Data supplied >>

☆ ☆ ☆ ☆ ☆

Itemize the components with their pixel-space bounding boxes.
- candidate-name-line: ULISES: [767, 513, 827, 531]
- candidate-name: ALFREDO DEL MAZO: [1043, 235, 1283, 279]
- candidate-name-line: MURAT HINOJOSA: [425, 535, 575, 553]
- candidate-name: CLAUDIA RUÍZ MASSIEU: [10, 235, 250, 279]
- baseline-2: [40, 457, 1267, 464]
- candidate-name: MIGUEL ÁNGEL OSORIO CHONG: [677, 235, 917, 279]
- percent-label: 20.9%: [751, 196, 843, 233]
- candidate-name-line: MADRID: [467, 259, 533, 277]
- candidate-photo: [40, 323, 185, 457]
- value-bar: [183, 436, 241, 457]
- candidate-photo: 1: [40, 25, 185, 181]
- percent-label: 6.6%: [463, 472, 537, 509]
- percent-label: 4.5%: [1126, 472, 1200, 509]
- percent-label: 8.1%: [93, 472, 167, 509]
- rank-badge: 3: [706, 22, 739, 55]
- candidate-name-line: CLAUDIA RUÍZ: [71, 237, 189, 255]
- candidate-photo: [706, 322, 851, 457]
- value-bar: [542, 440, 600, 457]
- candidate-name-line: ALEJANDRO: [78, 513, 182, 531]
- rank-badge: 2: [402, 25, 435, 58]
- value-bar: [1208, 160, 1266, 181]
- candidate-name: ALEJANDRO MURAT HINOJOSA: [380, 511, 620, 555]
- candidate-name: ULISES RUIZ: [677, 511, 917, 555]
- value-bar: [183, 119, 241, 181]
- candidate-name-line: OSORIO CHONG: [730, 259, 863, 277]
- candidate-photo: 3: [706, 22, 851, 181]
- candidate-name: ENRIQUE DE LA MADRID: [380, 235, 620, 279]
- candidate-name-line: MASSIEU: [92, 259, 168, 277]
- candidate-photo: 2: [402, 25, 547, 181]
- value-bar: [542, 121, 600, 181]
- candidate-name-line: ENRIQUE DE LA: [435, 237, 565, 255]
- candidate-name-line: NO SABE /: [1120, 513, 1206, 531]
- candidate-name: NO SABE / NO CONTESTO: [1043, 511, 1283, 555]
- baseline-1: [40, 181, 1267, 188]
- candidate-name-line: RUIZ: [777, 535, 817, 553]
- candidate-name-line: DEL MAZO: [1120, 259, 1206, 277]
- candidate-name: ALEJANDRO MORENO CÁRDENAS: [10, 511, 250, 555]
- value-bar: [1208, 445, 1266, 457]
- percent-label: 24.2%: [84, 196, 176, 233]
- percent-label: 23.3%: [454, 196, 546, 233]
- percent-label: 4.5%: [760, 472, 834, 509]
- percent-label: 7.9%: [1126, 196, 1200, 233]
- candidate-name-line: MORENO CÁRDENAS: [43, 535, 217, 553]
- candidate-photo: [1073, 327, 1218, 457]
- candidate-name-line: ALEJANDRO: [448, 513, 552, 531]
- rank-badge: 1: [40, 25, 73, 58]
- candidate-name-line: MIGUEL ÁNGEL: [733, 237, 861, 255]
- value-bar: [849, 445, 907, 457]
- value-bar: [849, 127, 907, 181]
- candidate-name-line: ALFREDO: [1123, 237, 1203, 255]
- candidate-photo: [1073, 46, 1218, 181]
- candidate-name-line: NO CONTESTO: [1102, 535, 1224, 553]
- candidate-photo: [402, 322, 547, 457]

☆ ☆ ☆ ☆ ☆

Please return the items above without any change, from the first line through the line containing "- candidate-name-line: ALEJANDRO: [78, 513, 182, 531]", inclusive.

Expected answer >>
Itemize the components with their pixel-space bounding boxes.
- candidate-name-line: ULISES: [767, 513, 827, 531]
- candidate-name: ALFREDO DEL MAZO: [1043, 235, 1283, 279]
- candidate-name-line: MURAT HINOJOSA: [425, 535, 575, 553]
- candidate-name: CLAUDIA RUÍZ MASSIEU: [10, 235, 250, 279]
- baseline-2: [40, 457, 1267, 464]
- candidate-name: MIGUEL ÁNGEL OSORIO CHONG: [677, 235, 917, 279]
- percent-label: 20.9%: [751, 196, 843, 233]
- candidate-name-line: MADRID: [467, 259, 533, 277]
- candidate-photo: [40, 323, 185, 457]
- value-bar: [183, 436, 241, 457]
- candidate-photo: 1: [40, 25, 185, 181]
- percent-label: 6.6%: [463, 472, 537, 509]
- percent-label: 4.5%: [1126, 472, 1200, 509]
- percent-label: 8.1%: [93, 472, 167, 509]
- rank-badge: 3: [706, 22, 739, 55]
- candidate-name-line: CLAUDIA RUÍZ: [71, 237, 189, 255]
- candidate-photo: [706, 322, 851, 457]
- value-bar: [542, 440, 600, 457]
- candidate-name-line: ALEJANDRO: [78, 513, 182, 531]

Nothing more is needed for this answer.